## START
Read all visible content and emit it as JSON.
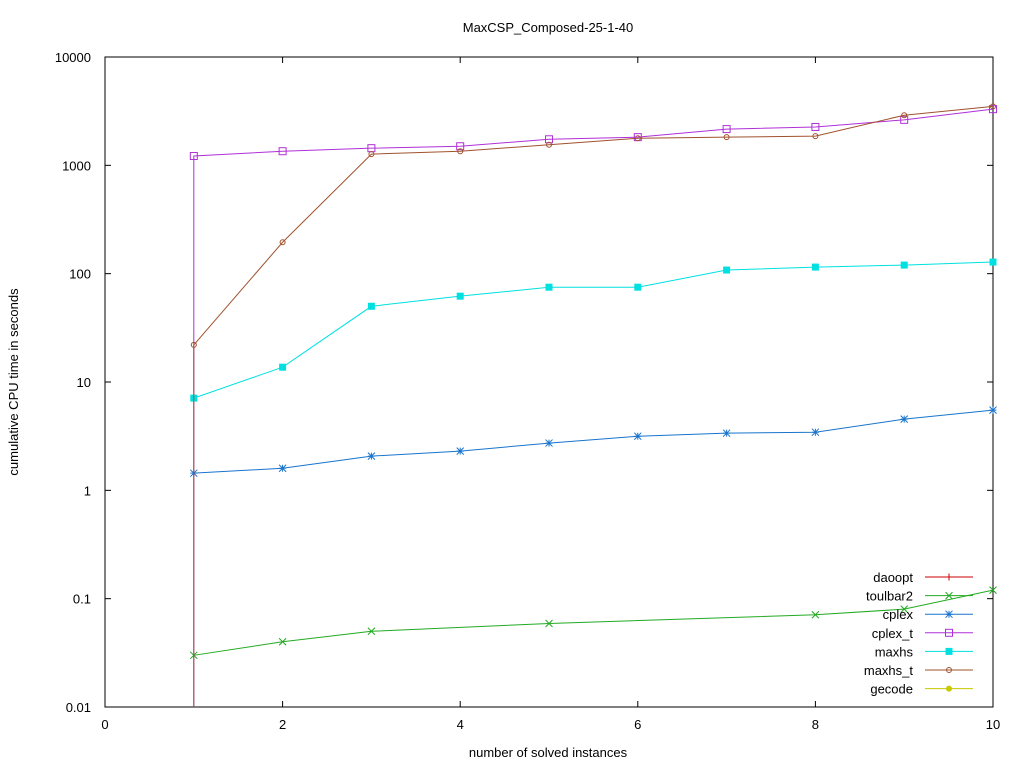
{
  "chart_data": {
    "type": "line",
    "title": "MaxCSP_Composed-25-1-40",
    "xlabel": "number of solved instances",
    "ylabel": "cumulative CPU time in seconds",
    "xlim": [
      0,
      10
    ],
    "ylim": [
      0.01,
      10000
    ],
    "yscale": "log",
    "xticks": [
      0,
      2,
      4,
      6,
      8,
      10
    ],
    "xtick_labels": [
      "0",
      "2",
      "4",
      "6",
      "8",
      "10"
    ],
    "yticks": [
      0.01,
      0.1,
      1,
      10,
      100,
      1000,
      10000
    ],
    "ytick_labels": [
      "0.01",
      "0.1",
      "1",
      "10",
      "100",
      "1000",
      "10000"
    ],
    "legend_position": "bottom-right",
    "series": [
      {
        "name": "daoopt",
        "color": "#cc0000",
        "marker": "plus",
        "x": [],
        "y": []
      },
      {
        "name": "toulbar2",
        "color": "#22aa22",
        "marker": "x",
        "x": [
          1,
          2,
          3,
          5,
          8,
          9,
          10
        ],
        "y": [
          0.03,
          0.04,
          0.05,
          0.059,
          0.071,
          0.08,
          0.12
        ]
      },
      {
        "name": "cplex",
        "color": "#1874cd",
        "marker": "star",
        "x": [
          1,
          2,
          3,
          4,
          5,
          6,
          7,
          8,
          9,
          10
        ],
        "y": [
          1.44,
          1.6,
          2.07,
          2.3,
          2.73,
          3.16,
          3.37,
          3.44,
          4.54,
          5.5
        ]
      },
      {
        "name": "cplex_t",
        "color": "#b030d8",
        "marker": "square",
        "x": [
          1,
          2,
          3,
          4,
          5,
          6,
          7,
          8,
          9,
          10
        ],
        "y": [
          1220,
          1350,
          1440,
          1500,
          1740,
          1820,
          2160,
          2260,
          2630,
          3300
        ],
        "drop_to_min": true
      },
      {
        "name": "maxhs",
        "color": "#00e0e0",
        "marker": "filled-square",
        "x": [
          1,
          2,
          3,
          4,
          5,
          6,
          7,
          8,
          9,
          10
        ],
        "y": [
          7.1,
          13.7,
          50,
          62,
          75,
          75,
          108,
          115,
          120,
          128
        ]
      },
      {
        "name": "maxhs_t",
        "color": "#a0522d",
        "marker": "circle",
        "x": [
          1,
          2,
          3,
          4,
          5,
          6,
          7,
          8,
          9,
          10
        ],
        "y": [
          22,
          195,
          1270,
          1350,
          1550,
          1780,
          1820,
          1860,
          2900,
          3500
        ],
        "drop_to_min": true
      },
      {
        "name": "gecode",
        "color": "#c8c800",
        "marker": "filled-circle",
        "x": [],
        "y": []
      }
    ]
  }
}
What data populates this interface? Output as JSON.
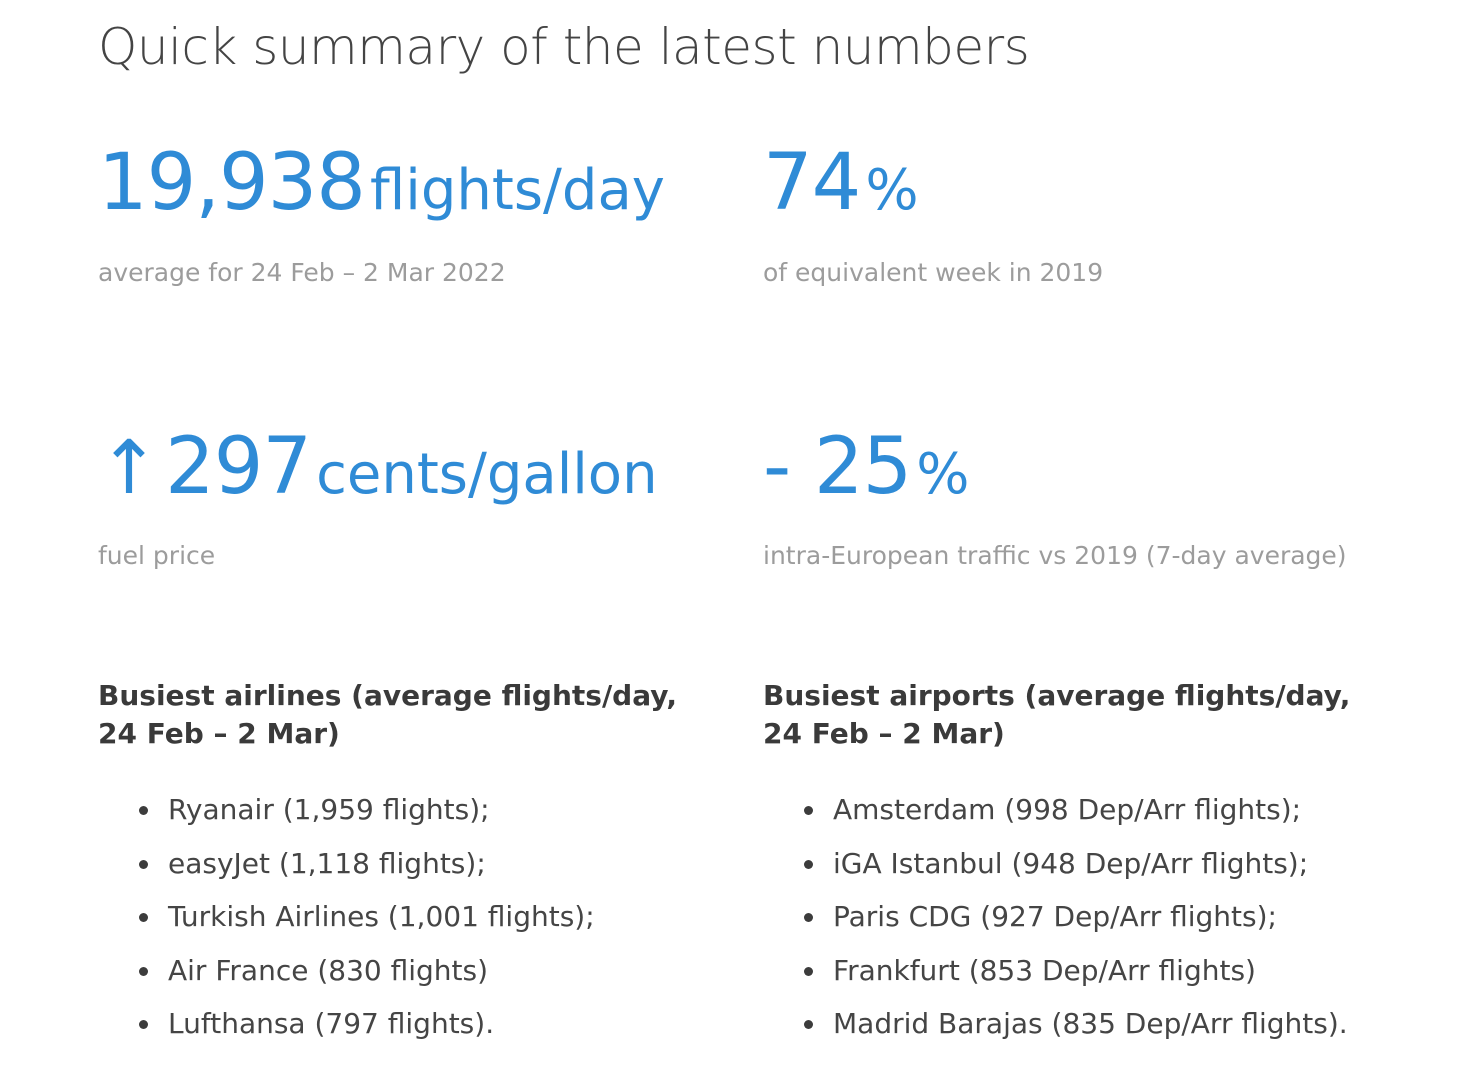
## END
## To be done
Copy every line of the data word for word, omitting the images.

## Solution for this exercise
Read all visible content and emit it as JSON.
{
  "chart_data": {
    "type": "line",
    "title": "MaxCSP_Composed-25-1-40",
    "xlabel": "number of solved instances",
    "ylabel": "cumulative CPU time in seconds",
    "xlim": [
      0,
      10
    ],
    "ylim": [
      0.01,
      10000
    ],
    "yscale": "log",
    "xticks": [
      0,
      2,
      4,
      6,
      8,
      10
    ],
    "xtick_labels": [
      "0",
      "2",
      "4",
      "6",
      "8",
      "10"
    ],
    "yticks": [
      0.01,
      0.1,
      1,
      10,
      100,
      1000,
      10000
    ],
    "ytick_labels": [
      "0.01",
      "0.1",
      "1",
      "10",
      "100",
      "1000",
      "10000"
    ],
    "legend_position": "bottom-right",
    "series": [
      {
        "name": "daoopt",
        "color": "#cc0000",
        "marker": "plus",
        "x": [],
        "y": []
      },
      {
        "name": "toulbar2",
        "color": "#22aa22",
        "marker": "x",
        "x": [
          1,
          2,
          3,
          5,
          8,
          9,
          10
        ],
        "y": [
          0.03,
          0.04,
          0.05,
          0.059,
          0.071,
          0.08,
          0.12
        ]
      },
      {
        "name": "cplex",
        "color": "#1874cd",
        "marker": "star",
        "x": [
          1,
          2,
          3,
          4,
          5,
          6,
          7,
          8,
          9,
          10
        ],
        "y": [
          1.44,
          1.6,
          2.07,
          2.3,
          2.73,
          3.16,
          3.37,
          3.44,
          4.54,
          5.5
        ]
      },
      {
        "name": "cplex_t",
        "color": "#b030d8",
        "marker": "square",
        "x": [
          1,
          2,
          3,
          4,
          5,
          6,
          7,
          8,
          9,
          10
        ],
        "y": [
          1220,
          1350,
          1440,
          1500,
          1740,
          1820,
          2160,
          2260,
          2630,
          3300
        ],
        "drop_to_min": true
      },
      {
        "name": "maxhs",
        "color": "#00e0e0",
        "marker": "filled-square",
        "x": [
          1,
          2,
          3,
          4,
          5,
          6,
          7,
          8,
          9,
          10
        ],
        "y": [
          7.1,
          13.7,
          50,
          62,
          75,
          75,
          108,
          115,
          120,
          128
        ]
      },
      {
        "name": "maxhs_t",
        "color": "#a0522d",
        "marker": "circle",
        "x": [
          1,
          2,
          3,
          4,
          5,
          6,
          7,
          8,
          9,
          10
        ],
        "y": [
          22,
          195,
          1270,
          1350,
          1550,
          1780,
          1820,
          1860,
          2900,
          3500
        ],
        "drop_to_min": true
      },
      {
        "name": "gecode",
        "color": "#c8c800",
        "marker": "filled-circle",
        "x": [],
        "y": []
      }
    ]
  }
}
What data populates this interface? Output as JSON.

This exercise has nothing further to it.